Dataset records:
⁂

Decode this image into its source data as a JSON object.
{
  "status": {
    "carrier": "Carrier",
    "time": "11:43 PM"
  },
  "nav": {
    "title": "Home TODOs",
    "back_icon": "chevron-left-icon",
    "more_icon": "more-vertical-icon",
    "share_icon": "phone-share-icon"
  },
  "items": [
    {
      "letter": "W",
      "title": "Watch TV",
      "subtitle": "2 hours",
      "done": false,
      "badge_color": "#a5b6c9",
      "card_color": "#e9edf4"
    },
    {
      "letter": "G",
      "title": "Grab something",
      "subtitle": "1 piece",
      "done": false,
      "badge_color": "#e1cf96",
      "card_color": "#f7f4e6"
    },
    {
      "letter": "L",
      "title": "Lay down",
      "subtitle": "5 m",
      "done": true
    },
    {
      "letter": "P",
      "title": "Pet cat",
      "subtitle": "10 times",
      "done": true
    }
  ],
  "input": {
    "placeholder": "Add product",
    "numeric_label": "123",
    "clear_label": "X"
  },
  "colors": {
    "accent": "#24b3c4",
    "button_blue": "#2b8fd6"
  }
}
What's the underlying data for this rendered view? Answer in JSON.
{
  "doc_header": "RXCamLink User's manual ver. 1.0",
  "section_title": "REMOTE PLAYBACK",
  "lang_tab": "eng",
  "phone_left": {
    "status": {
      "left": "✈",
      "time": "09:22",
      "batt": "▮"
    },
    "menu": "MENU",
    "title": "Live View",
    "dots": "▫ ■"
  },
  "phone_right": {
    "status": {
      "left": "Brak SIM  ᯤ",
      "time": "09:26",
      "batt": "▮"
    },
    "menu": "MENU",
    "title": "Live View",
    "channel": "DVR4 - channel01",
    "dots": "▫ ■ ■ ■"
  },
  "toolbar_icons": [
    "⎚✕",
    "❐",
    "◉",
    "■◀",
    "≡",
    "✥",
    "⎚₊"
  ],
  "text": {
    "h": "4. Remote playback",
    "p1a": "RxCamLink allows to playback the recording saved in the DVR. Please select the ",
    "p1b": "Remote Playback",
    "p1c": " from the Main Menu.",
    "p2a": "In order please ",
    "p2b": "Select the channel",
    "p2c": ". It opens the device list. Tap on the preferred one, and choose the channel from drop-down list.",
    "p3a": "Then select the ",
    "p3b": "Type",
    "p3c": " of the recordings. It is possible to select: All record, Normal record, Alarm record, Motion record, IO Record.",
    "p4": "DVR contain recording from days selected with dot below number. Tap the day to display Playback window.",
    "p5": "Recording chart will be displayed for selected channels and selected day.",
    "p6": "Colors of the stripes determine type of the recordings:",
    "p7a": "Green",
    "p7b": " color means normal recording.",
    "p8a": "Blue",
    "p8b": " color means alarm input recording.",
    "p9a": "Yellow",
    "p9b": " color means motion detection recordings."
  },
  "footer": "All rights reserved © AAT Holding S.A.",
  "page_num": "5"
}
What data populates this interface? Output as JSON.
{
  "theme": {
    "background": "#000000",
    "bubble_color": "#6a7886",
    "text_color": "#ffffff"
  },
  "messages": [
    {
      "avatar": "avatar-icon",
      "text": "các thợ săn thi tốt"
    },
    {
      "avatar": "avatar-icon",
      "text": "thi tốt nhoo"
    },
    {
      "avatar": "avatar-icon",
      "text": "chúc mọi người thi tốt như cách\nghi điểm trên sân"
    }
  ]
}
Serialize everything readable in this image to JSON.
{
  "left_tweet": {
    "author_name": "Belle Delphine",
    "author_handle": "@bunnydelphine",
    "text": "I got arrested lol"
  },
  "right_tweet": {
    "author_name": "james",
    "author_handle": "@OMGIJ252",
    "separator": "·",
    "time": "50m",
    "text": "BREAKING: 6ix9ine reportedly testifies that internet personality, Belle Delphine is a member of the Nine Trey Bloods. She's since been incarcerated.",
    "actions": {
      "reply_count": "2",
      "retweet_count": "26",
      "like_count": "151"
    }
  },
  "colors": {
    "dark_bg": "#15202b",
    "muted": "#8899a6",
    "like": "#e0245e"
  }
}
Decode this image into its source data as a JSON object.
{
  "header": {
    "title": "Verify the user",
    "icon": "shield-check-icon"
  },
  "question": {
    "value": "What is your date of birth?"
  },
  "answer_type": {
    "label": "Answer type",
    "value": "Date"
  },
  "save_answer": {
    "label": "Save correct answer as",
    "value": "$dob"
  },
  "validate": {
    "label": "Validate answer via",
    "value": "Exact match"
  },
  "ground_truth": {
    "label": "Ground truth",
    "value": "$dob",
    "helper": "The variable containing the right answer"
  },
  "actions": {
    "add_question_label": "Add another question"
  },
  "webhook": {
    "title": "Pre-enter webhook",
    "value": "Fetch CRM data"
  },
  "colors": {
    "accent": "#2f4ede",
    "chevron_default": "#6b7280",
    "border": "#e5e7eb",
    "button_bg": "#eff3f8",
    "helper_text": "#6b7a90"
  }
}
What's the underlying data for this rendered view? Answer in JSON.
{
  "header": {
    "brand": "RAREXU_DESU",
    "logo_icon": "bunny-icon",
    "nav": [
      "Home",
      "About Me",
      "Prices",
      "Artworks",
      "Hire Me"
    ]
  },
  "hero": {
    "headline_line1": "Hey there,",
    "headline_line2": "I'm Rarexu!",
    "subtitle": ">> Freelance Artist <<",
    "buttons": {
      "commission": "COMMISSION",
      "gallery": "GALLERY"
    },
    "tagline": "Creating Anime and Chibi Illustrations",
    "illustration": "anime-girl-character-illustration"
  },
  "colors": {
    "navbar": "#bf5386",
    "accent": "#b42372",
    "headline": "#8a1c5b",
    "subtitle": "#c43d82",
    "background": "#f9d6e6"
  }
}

⁂

Please output every record, keeping each line exact.

* [Final result]
Decode this image into its source data as a JSON object.
{
  "status": {
    "carrier": "Carrier",
    "time": "11:43 PM"
  },
  "nav": {
    "title": "Home TODOs",
    "back_icon": "chevron-left-icon",
    "more_icon": "more-vertical-icon",
    "share_icon": "phone-share-icon"
  },
  "items": [
    {
      "letter": "W",
      "title": "Watch TV",
      "subtitle": "2 hours",
      "done": false,
      "badge_color": "#a5b6c9",
      "card_color": "#e9edf4"
    },
    {
      "letter": "G",
      "title": "Grab something",
      "subtitle": "1 piece",
      "done": false,
      "badge_color": "#e1cf96",
      "card_color": "#f7f4e6"
    },
    {
      "letter": "L",
      "title": "Lay down",
      "subtitle": "5 m",
      "done": true
    },
    {
      "letter": "P",
      "title": "Pet cat",
      "subtitle": "10 times",
      "done": true
    }
  ],
  "input": {
    "placeholder": "Add product",
    "numeric_label": "123",
    "clear_label": "X"
  },
  "colors": {
    "accent": "#24b3c4",
    "button_blue": "#2b8fd6"
  }
}
What's the underlying data for this rendered view? Answer in JSON.
{
  "doc_header": "RXCamLink User's manual ver. 1.0",
  "section_title": "REMOTE PLAYBACK",
  "lang_tab": "eng",
  "phone_left": {
    "status": {
      "left": "✈",
      "time": "09:22",
      "batt": "▮"
    },
    "menu": "MENU",
    "title": "Live View",
    "dots": "▫ ■"
  },
  "phone_right": {
    "status": {
      "left": "Brak SIM  ᯤ",
      "time": "09:26",
      "batt": "▮"
    },
    "menu": "MENU",
    "title": "Live View",
    "channel": "DVR4 - channel01",
    "dots": "▫ ■ ■ ■"
  },
  "toolbar_icons": [
    "⎚✕",
    "❐",
    "◉",
    "■◀",
    "≡",
    "✥",
    "⎚₊"
  ],
  "text": {
    "h": "4. Remote playback",
    "p1a": "RxCamLink allows to playback the recording saved in the DVR. Please select the ",
    "p1b": "Remote Playback",
    "p1c": " from the Main Menu.",
    "p2a": "In order please ",
    "p2b": "Select the channel",
    "p2c": ". It opens the device list. Tap on the preferred one, and choose the channel from drop-down list.",
    "p3a": "Then select the ",
    "p3b": "Type",
    "p3c": " of the recordings. It is possible to select: All record, Normal record, Alarm record, Motion record, IO Record.",
    "p4": "DVR contain recording from days selected with dot below number. Tap the day to display Playback window.",
    "p5": "Recording chart will be displayed for selected channels and selected day.",
    "p6": "Colors of the stripes determine type of the recordings:",
    "p7a": "Green",
    "p7b": " color means normal recording.",
    "p8a": "Blue",
    "p8b": " color means alarm input recording.",
    "p9a": "Yellow",
    "p9b": " color means motion detection recordings."
  },
  "footer": "All rights reserved © AAT Holding S.A.",
  "page_num": "5"
}
What data populates this interface? Output as JSON.
{
  "theme": {
    "background": "#000000",
    "bubble_color": "#6a7886",
    "text_color": "#ffffff"
  },
  "messages": [
    {
      "avatar": "avatar-icon",
      "text": "các thợ săn thi tốt"
    },
    {
      "avatar": "avatar-icon",
      "text": "thi tốt nhoo"
    },
    {
      "avatar": "avatar-icon",
      "text": "chúc mọi người thi tốt như cách\nghi điểm trên sân"
    }
  ]
}
Serialize everything readable in this image to JSON.
{
  "left_tweet": {
    "author_name": "Belle Delphine",
    "author_handle": "@bunnydelphine",
    "text": "I got arrested lol"
  },
  "right_tweet": {
    "author_name": "james",
    "author_handle": "@OMGIJ252",
    "separator": "·",
    "time": "50m",
    "text": "BREAKING: 6ix9ine reportedly testifies that internet personality, Belle Delphine is a member of the Nine Trey Bloods. She's since been incarcerated.",
    "actions": {
      "reply_count": "2",
      "retweet_count": "26",
      "like_count": "151"
    }
  },
  "colors": {
    "dark_bg": "#15202b",
    "muted": "#8899a6",
    "like": "#e0245e"
  }
}
Decode this image into its source data as a JSON object.
{
  "header": {
    "title": "Verify the user",
    "icon": "shield-check-icon"
  },
  "question": {
    "value": "What is your date of birth?"
  },
  "answer_type": {
    "label": "Answer type",
    "value": "Date"
  },
  "save_answer": {
    "label": "Save correct answer as",
    "value": "$dob"
  },
  "validate": {
    "label": "Validate answer via",
    "value": "Exact match"
  },
  "ground_truth": {
    "label": "Ground truth",
    "value": "$dob",
    "helper": "The variable containing the right answer"
  },
  "actions": {
    "add_question_label": "Add another question"
  },
  "webhook": {
    "title": "Pre-enter webhook",
    "value": "Fetch CRM data"
  },
  "colors": {
    "accent": "#2f4ede",
    "chevron_default": "#6b7280",
    "border": "#e5e7eb",
    "button_bg": "#eff3f8",
    "helper_text": "#6b7a90"
  }
}
What's the underlying data for this rendered view? Answer in JSON.
{
  "header": {
    "brand": "RAREXU_DESU",
    "logo_icon": "bunny-icon",
    "nav": [
      "Home",
      "About Me",
      "Prices",
      "Artworks",
      "Hire Me"
    ]
  },
  "hero": {
    "headline_line1": "Hey there,",
    "headline_line2": "I'm Rarexu!",
    "subtitle": ">> Freelance Artist <<",
    "buttons": {
      "commission": "COMMISSION",
      "gallery": "GALLERY"
    },
    "tagline": "Creating Anime and Chibi Illustrations",
    "illustration": "anime-girl-character-illustration"
  },
  "colors": {
    "navbar": "#bf5386",
    "accent": "#b42372",
    "headline": "#8a1c5b",
    "subtitle": "#c43d82",
    "background": "#f9d6e6"
  }
}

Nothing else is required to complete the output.